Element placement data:
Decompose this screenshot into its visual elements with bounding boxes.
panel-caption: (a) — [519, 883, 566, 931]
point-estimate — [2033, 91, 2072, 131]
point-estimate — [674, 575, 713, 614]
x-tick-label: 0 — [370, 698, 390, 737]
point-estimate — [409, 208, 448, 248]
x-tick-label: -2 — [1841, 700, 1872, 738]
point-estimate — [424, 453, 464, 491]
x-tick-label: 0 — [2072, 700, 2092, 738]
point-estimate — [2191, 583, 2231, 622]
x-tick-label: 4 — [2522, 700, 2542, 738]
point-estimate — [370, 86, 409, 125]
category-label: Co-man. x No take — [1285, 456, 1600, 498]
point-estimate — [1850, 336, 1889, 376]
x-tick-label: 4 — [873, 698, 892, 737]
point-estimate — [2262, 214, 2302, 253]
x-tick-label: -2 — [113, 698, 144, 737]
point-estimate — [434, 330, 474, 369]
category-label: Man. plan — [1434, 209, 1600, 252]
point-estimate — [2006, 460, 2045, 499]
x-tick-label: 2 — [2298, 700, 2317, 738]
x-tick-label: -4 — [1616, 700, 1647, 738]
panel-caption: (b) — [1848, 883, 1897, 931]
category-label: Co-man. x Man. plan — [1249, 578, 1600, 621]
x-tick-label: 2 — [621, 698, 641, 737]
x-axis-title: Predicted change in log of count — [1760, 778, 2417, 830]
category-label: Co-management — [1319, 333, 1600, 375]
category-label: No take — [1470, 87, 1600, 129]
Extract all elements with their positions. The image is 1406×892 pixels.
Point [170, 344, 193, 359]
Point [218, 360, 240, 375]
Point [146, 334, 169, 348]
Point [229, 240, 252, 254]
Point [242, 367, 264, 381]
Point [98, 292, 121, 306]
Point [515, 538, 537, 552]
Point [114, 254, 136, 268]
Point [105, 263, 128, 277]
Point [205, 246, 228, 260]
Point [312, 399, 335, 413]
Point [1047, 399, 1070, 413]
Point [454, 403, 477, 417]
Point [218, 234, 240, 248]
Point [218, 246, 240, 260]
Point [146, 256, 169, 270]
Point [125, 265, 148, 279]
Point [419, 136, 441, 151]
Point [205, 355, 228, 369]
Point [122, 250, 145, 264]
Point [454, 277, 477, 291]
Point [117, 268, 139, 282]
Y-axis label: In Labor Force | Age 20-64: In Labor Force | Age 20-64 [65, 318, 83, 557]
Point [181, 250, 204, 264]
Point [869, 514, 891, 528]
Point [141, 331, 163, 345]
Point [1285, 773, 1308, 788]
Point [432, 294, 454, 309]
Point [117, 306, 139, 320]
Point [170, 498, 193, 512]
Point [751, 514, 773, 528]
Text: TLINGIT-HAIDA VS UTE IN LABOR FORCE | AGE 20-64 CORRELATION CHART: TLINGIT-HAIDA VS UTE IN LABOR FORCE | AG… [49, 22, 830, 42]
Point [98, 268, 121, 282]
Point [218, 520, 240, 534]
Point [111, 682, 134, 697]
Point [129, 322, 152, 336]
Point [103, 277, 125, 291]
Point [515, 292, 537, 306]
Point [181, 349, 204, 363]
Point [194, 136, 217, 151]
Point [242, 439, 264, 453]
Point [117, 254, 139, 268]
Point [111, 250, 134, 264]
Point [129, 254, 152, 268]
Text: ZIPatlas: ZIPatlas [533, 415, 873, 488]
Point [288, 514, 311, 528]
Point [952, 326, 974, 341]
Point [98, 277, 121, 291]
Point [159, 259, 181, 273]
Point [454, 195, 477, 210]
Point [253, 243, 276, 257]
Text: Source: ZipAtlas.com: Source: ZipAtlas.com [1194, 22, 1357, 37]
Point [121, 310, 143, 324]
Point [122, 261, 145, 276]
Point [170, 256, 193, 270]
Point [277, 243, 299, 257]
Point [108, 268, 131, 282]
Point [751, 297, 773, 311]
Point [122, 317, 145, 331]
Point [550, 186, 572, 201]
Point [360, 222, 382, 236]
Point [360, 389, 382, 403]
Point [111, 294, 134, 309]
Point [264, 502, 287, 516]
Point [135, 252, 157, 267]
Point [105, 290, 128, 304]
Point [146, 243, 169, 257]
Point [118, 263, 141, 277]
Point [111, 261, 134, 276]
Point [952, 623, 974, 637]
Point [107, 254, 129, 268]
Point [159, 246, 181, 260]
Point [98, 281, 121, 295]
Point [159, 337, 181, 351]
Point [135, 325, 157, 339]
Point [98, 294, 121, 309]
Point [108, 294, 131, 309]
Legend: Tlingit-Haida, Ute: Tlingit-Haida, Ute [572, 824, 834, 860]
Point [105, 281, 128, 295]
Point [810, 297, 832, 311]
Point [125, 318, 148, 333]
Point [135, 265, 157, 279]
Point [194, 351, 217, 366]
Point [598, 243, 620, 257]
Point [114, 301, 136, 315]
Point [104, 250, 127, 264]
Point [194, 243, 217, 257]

Task description: Reproduce the listing above, swapping every "category-label" for "row-label" and leaving all other text unchanged.

Solution to this problem:
Decompose this screenshot into its visual elements with bounding boxes.
panel-caption: (a) — [519, 883, 566, 931]
point-estimate — [2033, 91, 2072, 131]
point-estimate — [674, 575, 713, 614]
x-tick-label: 0 — [370, 698, 390, 737]
point-estimate — [409, 208, 448, 248]
x-tick-label: -2 — [1841, 700, 1872, 738]
point-estimate — [424, 453, 464, 491]
x-tick-label: 0 — [2072, 700, 2092, 738]
point-estimate — [2191, 583, 2231, 622]
x-tick-label: 4 — [2522, 700, 2542, 738]
point-estimate — [370, 86, 409, 125]
row-label: Co-man. x No take — [1285, 456, 1600, 498]
point-estimate — [1850, 336, 1889, 376]
x-tick-label: 4 — [873, 698, 892, 737]
point-estimate — [2262, 214, 2302, 253]
x-tick-label: -2 — [113, 698, 144, 737]
point-estimate — [434, 330, 474, 369]
row-label: Man. plan — [1434, 209, 1600, 252]
point-estimate — [2006, 460, 2045, 499]
x-tick-label: 2 — [2298, 700, 2317, 738]
x-tick-label: -4 — [1616, 700, 1647, 738]
panel-caption: (b) — [1848, 883, 1897, 931]
row-label: Co-man. x Man. plan — [1249, 578, 1600, 621]
x-tick-label: 2 — [621, 698, 641, 737]
x-axis-title: Predicted change in log of count — [1760, 778, 2417, 830]
row-label: Co-management — [1319, 333, 1600, 375]
row-label: No take — [1470, 87, 1600, 129]
Extract all elements with their positions. The image is 1406×892 pixels.
Point [170, 344, 193, 359]
Point [218, 360, 240, 375]
Point [146, 334, 169, 348]
Point [229, 240, 252, 254]
Point [242, 367, 264, 381]
Point [98, 292, 121, 306]
Point [515, 538, 537, 552]
Point [114, 254, 136, 268]
Point [105, 263, 128, 277]
Point [205, 246, 228, 260]
Point [312, 399, 335, 413]
Point [1047, 399, 1070, 413]
Point [454, 403, 477, 417]
Point [218, 234, 240, 248]
Point [218, 246, 240, 260]
Point [146, 256, 169, 270]
Point [125, 265, 148, 279]
Point [419, 136, 441, 151]
Point [205, 355, 228, 369]
Point [122, 250, 145, 264]
Point [454, 277, 477, 291]
Point [117, 268, 139, 282]
Y-axis label: In Labor Force | Age 20-64: In Labor Force | Age 20-64 [65, 318, 83, 557]
Point [181, 250, 204, 264]
Point [869, 514, 891, 528]
Point [141, 331, 163, 345]
Point [1285, 773, 1308, 788]
Point [432, 294, 454, 309]
Point [117, 306, 139, 320]
Point [170, 498, 193, 512]
Point [751, 514, 773, 528]
Text: TLINGIT-HAIDA VS UTE IN LABOR FORCE | AGE 20-64 CORRELATION CHART: TLINGIT-HAIDA VS UTE IN LABOR FORCE | AG… [49, 22, 830, 42]
Point [98, 268, 121, 282]
Point [218, 520, 240, 534]
Point [111, 682, 134, 697]
Point [129, 322, 152, 336]
Point [103, 277, 125, 291]
Point [515, 292, 537, 306]
Point [181, 349, 204, 363]
Point [194, 136, 217, 151]
Point [242, 439, 264, 453]
Point [117, 254, 139, 268]
Point [111, 250, 134, 264]
Point [129, 254, 152, 268]
Text: ZIPatlas: ZIPatlas [533, 415, 873, 488]
Point [288, 514, 311, 528]
Point [952, 326, 974, 341]
Point [98, 277, 121, 291]
Point [159, 259, 181, 273]
Point [454, 195, 477, 210]
Point [253, 243, 276, 257]
Text: Source: ZipAtlas.com: Source: ZipAtlas.com [1194, 22, 1357, 37]
Point [121, 310, 143, 324]
Point [122, 261, 145, 276]
Point [170, 256, 193, 270]
Point [277, 243, 299, 257]
Point [108, 268, 131, 282]
Point [751, 297, 773, 311]
Point [122, 317, 145, 331]
Point [550, 186, 572, 201]
Point [360, 222, 382, 236]
Point [360, 389, 382, 403]
Point [111, 294, 134, 309]
Point [264, 502, 287, 516]
Point [135, 252, 157, 267]
Point [105, 290, 128, 304]
Point [146, 243, 169, 257]
Point [118, 263, 141, 277]
Point [111, 261, 134, 276]
Point [952, 623, 974, 637]
Point [107, 254, 129, 268]
Point [159, 246, 181, 260]
Point [98, 281, 121, 295]
Point [159, 337, 181, 351]
Point [135, 325, 157, 339]
Point [98, 294, 121, 309]
Point [108, 294, 131, 309]
Legend: Tlingit-Haida, Ute: Tlingit-Haida, Ute [572, 824, 834, 860]
Point [105, 281, 128, 295]
Point [810, 297, 832, 311]
Point [125, 318, 148, 333]
Point [135, 265, 157, 279]
Point [194, 351, 217, 366]
Point [598, 243, 620, 257]
Point [114, 301, 136, 315]
Point [104, 250, 127, 264]
Point [194, 243, 217, 257]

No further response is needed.